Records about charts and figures

•••••

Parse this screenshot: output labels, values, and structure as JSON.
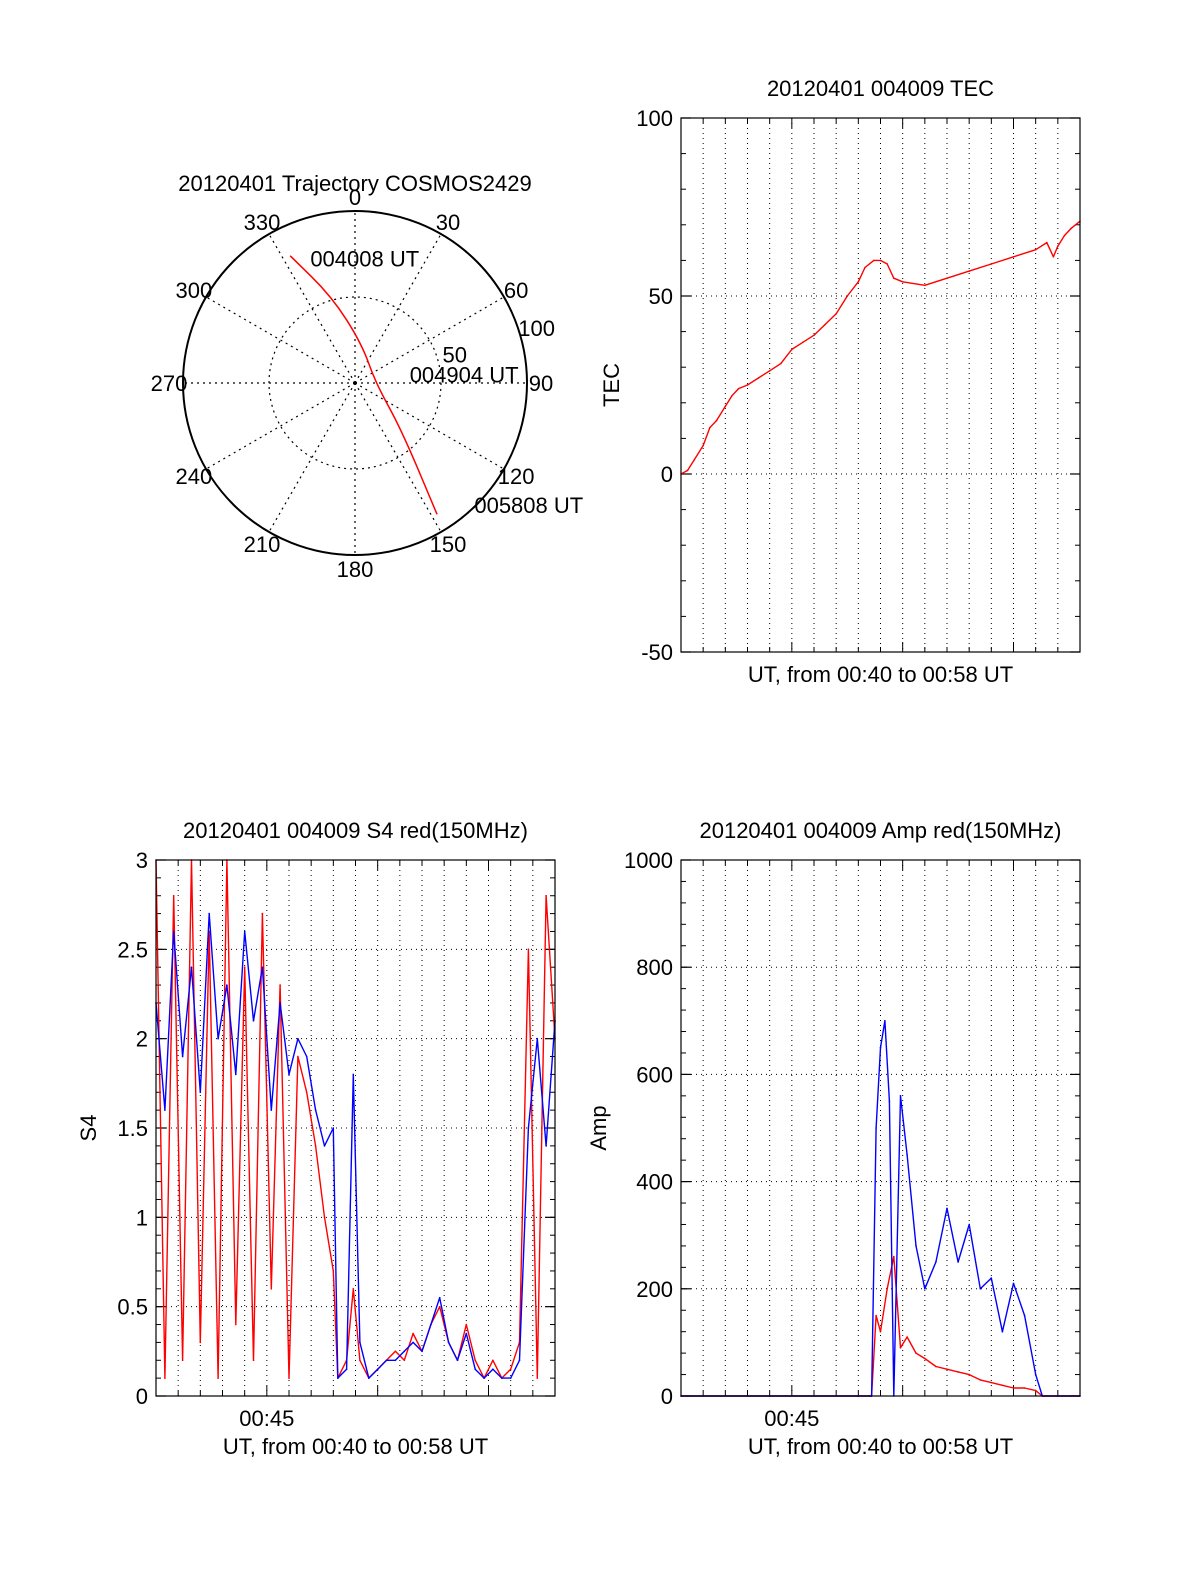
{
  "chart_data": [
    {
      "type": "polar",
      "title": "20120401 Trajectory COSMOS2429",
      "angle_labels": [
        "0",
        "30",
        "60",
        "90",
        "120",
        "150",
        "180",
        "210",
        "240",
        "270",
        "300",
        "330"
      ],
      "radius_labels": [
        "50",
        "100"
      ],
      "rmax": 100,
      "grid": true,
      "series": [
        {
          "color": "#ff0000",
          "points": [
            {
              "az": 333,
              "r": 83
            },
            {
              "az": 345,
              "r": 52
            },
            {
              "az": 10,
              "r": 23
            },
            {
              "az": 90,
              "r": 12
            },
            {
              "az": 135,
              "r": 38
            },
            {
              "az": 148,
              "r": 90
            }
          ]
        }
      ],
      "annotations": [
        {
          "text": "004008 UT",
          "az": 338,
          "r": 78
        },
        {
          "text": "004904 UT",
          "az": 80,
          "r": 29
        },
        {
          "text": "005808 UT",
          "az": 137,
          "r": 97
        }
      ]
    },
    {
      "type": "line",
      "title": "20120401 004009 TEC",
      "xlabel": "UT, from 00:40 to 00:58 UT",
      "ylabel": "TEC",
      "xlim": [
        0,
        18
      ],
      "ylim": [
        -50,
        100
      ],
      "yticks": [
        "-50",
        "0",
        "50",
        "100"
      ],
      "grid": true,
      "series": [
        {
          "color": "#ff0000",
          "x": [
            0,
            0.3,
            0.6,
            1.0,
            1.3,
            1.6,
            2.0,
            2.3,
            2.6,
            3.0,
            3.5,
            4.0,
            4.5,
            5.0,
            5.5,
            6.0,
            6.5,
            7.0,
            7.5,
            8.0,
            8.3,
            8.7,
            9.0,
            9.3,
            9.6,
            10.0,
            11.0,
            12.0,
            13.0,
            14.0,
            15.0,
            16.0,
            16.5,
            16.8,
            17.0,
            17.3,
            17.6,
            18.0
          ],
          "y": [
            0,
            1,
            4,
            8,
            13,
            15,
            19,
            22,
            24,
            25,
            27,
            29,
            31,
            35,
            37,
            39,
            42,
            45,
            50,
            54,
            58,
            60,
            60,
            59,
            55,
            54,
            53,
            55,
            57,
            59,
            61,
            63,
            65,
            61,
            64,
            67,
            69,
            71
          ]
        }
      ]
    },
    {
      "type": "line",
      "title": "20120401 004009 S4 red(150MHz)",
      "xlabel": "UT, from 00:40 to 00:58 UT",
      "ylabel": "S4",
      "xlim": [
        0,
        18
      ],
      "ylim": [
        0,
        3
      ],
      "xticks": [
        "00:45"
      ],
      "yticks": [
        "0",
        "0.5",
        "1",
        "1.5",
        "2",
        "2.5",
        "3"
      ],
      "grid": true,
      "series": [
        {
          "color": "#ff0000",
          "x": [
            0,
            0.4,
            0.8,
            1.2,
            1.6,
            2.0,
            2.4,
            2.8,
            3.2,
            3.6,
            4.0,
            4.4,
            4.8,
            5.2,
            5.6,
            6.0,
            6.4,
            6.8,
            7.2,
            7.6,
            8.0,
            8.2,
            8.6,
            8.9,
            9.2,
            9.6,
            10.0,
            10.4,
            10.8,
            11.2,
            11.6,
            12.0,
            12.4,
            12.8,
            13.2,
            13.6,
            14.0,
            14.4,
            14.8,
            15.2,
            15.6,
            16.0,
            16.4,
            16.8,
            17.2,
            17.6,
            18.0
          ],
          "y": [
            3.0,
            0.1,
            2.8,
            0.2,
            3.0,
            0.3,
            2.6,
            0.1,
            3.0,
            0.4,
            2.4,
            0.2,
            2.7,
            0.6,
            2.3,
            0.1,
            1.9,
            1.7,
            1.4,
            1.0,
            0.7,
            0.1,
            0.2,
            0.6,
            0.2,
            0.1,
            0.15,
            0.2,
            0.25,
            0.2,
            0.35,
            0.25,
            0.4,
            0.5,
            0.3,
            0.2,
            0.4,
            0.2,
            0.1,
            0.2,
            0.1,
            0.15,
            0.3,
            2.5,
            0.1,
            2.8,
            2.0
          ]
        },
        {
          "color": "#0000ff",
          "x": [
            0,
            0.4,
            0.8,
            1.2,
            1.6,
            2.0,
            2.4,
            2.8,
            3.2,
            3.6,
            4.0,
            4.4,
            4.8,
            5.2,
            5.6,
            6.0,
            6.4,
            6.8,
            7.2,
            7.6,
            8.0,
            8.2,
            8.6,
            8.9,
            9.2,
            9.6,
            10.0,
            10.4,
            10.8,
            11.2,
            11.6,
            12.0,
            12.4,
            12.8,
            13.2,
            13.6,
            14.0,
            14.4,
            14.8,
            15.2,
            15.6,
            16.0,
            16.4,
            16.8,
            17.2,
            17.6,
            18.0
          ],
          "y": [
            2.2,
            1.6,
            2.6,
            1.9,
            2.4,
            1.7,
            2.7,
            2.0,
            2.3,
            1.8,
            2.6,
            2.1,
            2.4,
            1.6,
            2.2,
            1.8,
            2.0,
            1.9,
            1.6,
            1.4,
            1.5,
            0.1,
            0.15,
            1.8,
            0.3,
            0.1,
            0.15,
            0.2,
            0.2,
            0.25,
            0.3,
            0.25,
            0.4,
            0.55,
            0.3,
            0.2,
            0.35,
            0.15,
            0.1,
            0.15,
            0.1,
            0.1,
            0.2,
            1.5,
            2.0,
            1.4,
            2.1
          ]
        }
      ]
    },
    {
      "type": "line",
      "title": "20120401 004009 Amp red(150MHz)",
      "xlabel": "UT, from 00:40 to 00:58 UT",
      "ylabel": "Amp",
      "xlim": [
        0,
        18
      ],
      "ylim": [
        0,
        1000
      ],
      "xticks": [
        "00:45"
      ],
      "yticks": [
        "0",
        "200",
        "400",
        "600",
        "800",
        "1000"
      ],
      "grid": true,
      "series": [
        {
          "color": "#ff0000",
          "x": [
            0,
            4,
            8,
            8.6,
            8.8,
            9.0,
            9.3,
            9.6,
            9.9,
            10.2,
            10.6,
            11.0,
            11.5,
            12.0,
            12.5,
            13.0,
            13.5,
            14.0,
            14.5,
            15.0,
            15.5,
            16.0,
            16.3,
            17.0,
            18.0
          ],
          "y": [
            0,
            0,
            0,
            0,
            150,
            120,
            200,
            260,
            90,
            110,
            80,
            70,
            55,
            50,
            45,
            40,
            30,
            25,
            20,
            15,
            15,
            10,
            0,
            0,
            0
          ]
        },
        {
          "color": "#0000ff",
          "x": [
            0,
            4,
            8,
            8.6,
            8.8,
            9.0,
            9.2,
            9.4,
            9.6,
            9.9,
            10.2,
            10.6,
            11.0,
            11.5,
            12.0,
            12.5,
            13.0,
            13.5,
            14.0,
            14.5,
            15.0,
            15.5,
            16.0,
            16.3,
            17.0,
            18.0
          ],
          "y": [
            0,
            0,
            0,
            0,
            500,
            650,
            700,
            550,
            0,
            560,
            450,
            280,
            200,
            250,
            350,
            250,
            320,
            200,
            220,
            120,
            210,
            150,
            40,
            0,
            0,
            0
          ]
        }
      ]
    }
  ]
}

•••••

## Brief
Copy every record above exactly, leaving out any pictures.

## Finished task
Parse this screenshot: output labels, values, and structure as JSON.
{
  "chart_data": [
    {
      "type": "polar",
      "title": "20120401 Trajectory COSMOS2429",
      "angle_labels": [
        "0",
        "30",
        "60",
        "90",
        "120",
        "150",
        "180",
        "210",
        "240",
        "270",
        "300",
        "330"
      ],
      "radius_labels": [
        "50",
        "100"
      ],
      "rmax": 100,
      "grid": true,
      "series": [
        {
          "color": "#ff0000",
          "points": [
            {
              "az": 333,
              "r": 83
            },
            {
              "az": 345,
              "r": 52
            },
            {
              "az": 10,
              "r": 23
            },
            {
              "az": 90,
              "r": 12
            },
            {
              "az": 135,
              "r": 38
            },
            {
              "az": 148,
              "r": 90
            }
          ]
        }
      ],
      "annotations": [
        {
          "text": "004008 UT",
          "az": 338,
          "r": 78
        },
        {
          "text": "004904 UT",
          "az": 80,
          "r": 29
        },
        {
          "text": "005808 UT",
          "az": 137,
          "r": 97
        }
      ]
    },
    {
      "type": "line",
      "title": "20120401 004009 TEC",
      "xlabel": "UT, from 00:40 to 00:58 UT",
      "ylabel": "TEC",
      "xlim": [
        0,
        18
      ],
      "ylim": [
        -50,
        100
      ],
      "yticks": [
        "-50",
        "0",
        "50",
        "100"
      ],
      "grid": true,
      "series": [
        {
          "color": "#ff0000",
          "x": [
            0,
            0.3,
            0.6,
            1.0,
            1.3,
            1.6,
            2.0,
            2.3,
            2.6,
            3.0,
            3.5,
            4.0,
            4.5,
            5.0,
            5.5,
            6.0,
            6.5,
            7.0,
            7.5,
            8.0,
            8.3,
            8.7,
            9.0,
            9.3,
            9.6,
            10.0,
            11.0,
            12.0,
            13.0,
            14.0,
            15.0,
            16.0,
            16.5,
            16.8,
            17.0,
            17.3,
            17.6,
            18.0
          ],
          "y": [
            0,
            1,
            4,
            8,
            13,
            15,
            19,
            22,
            24,
            25,
            27,
            29,
            31,
            35,
            37,
            39,
            42,
            45,
            50,
            54,
            58,
            60,
            60,
            59,
            55,
            54,
            53,
            55,
            57,
            59,
            61,
            63,
            65,
            61,
            64,
            67,
            69,
            71
          ]
        }
      ]
    },
    {
      "type": "line",
      "title": "20120401 004009 S4 red(150MHz)",
      "xlabel": "UT, from 00:40 to 00:58 UT",
      "ylabel": "S4",
      "xlim": [
        0,
        18
      ],
      "ylim": [
        0,
        3
      ],
      "xticks": [
        "00:45"
      ],
      "yticks": [
        "0",
        "0.5",
        "1",
        "1.5",
        "2",
        "2.5",
        "3"
      ],
      "grid": true,
      "series": [
        {
          "color": "#ff0000",
          "x": [
            0,
            0.4,
            0.8,
            1.2,
            1.6,
            2.0,
            2.4,
            2.8,
            3.2,
            3.6,
            4.0,
            4.4,
            4.8,
            5.2,
            5.6,
            6.0,
            6.4,
            6.8,
            7.2,
            7.6,
            8.0,
            8.2,
            8.6,
            8.9,
            9.2,
            9.6,
            10.0,
            10.4,
            10.8,
            11.2,
            11.6,
            12.0,
            12.4,
            12.8,
            13.2,
            13.6,
            14.0,
            14.4,
            14.8,
            15.2,
            15.6,
            16.0,
            16.4,
            16.8,
            17.2,
            17.6,
            18.0
          ],
          "y": [
            3.0,
            0.1,
            2.8,
            0.2,
            3.0,
            0.3,
            2.6,
            0.1,
            3.0,
            0.4,
            2.4,
            0.2,
            2.7,
            0.6,
            2.3,
            0.1,
            1.9,
            1.7,
            1.4,
            1.0,
            0.7,
            0.1,
            0.2,
            0.6,
            0.2,
            0.1,
            0.15,
            0.2,
            0.25,
            0.2,
            0.35,
            0.25,
            0.4,
            0.5,
            0.3,
            0.2,
            0.4,
            0.2,
            0.1,
            0.2,
            0.1,
            0.15,
            0.3,
            2.5,
            0.1,
            2.8,
            2.0
          ]
        },
        {
          "color": "#0000ff",
          "x": [
            0,
            0.4,
            0.8,
            1.2,
            1.6,
            2.0,
            2.4,
            2.8,
            3.2,
            3.6,
            4.0,
            4.4,
            4.8,
            5.2,
            5.6,
            6.0,
            6.4,
            6.8,
            7.2,
            7.6,
            8.0,
            8.2,
            8.6,
            8.9,
            9.2,
            9.6,
            10.0,
            10.4,
            10.8,
            11.2,
            11.6,
            12.0,
            12.4,
            12.8,
            13.2,
            13.6,
            14.0,
            14.4,
            14.8,
            15.2,
            15.6,
            16.0,
            16.4,
            16.8,
            17.2,
            17.6,
            18.0
          ],
          "y": [
            2.2,
            1.6,
            2.6,
            1.9,
            2.4,
            1.7,
            2.7,
            2.0,
            2.3,
            1.8,
            2.6,
            2.1,
            2.4,
            1.6,
            2.2,
            1.8,
            2.0,
            1.9,
            1.6,
            1.4,
            1.5,
            0.1,
            0.15,
            1.8,
            0.3,
            0.1,
            0.15,
            0.2,
            0.2,
            0.25,
            0.3,
            0.25,
            0.4,
            0.55,
            0.3,
            0.2,
            0.35,
            0.15,
            0.1,
            0.15,
            0.1,
            0.1,
            0.2,
            1.5,
            2.0,
            1.4,
            2.1
          ]
        }
      ]
    },
    {
      "type": "line",
      "title": "20120401 004009 Amp red(150MHz)",
      "xlabel": "UT, from 00:40 to 00:58 UT",
      "ylabel": "Amp",
      "xlim": [
        0,
        18
      ],
      "ylim": [
        0,
        1000
      ],
      "xticks": [
        "00:45"
      ],
      "yticks": [
        "0",
        "200",
        "400",
        "600",
        "800",
        "1000"
      ],
      "grid": true,
      "series": [
        {
          "color": "#ff0000",
          "x": [
            0,
            4,
            8,
            8.6,
            8.8,
            9.0,
            9.3,
            9.6,
            9.9,
            10.2,
            10.6,
            11.0,
            11.5,
            12.0,
            12.5,
            13.0,
            13.5,
            14.0,
            14.5,
            15.0,
            15.5,
            16.0,
            16.3,
            17.0,
            18.0
          ],
          "y": [
            0,
            0,
            0,
            0,
            150,
            120,
            200,
            260,
            90,
            110,
            80,
            70,
            55,
            50,
            45,
            40,
            30,
            25,
            20,
            15,
            15,
            10,
            0,
            0,
            0
          ]
        },
        {
          "color": "#0000ff",
          "x": [
            0,
            4,
            8,
            8.6,
            8.8,
            9.0,
            9.2,
            9.4,
            9.6,
            9.9,
            10.2,
            10.6,
            11.0,
            11.5,
            12.0,
            12.5,
            13.0,
            13.5,
            14.0,
            14.5,
            15.0,
            15.5,
            16.0,
            16.3,
            17.0,
            18.0
          ],
          "y": [
            0,
            0,
            0,
            0,
            500,
            650,
            700,
            550,
            0,
            560,
            450,
            280,
            200,
            250,
            350,
            250,
            320,
            200,
            220,
            120,
            210,
            150,
            40,
            0,
            0,
            0
          ]
        }
      ]
    }
  ]
}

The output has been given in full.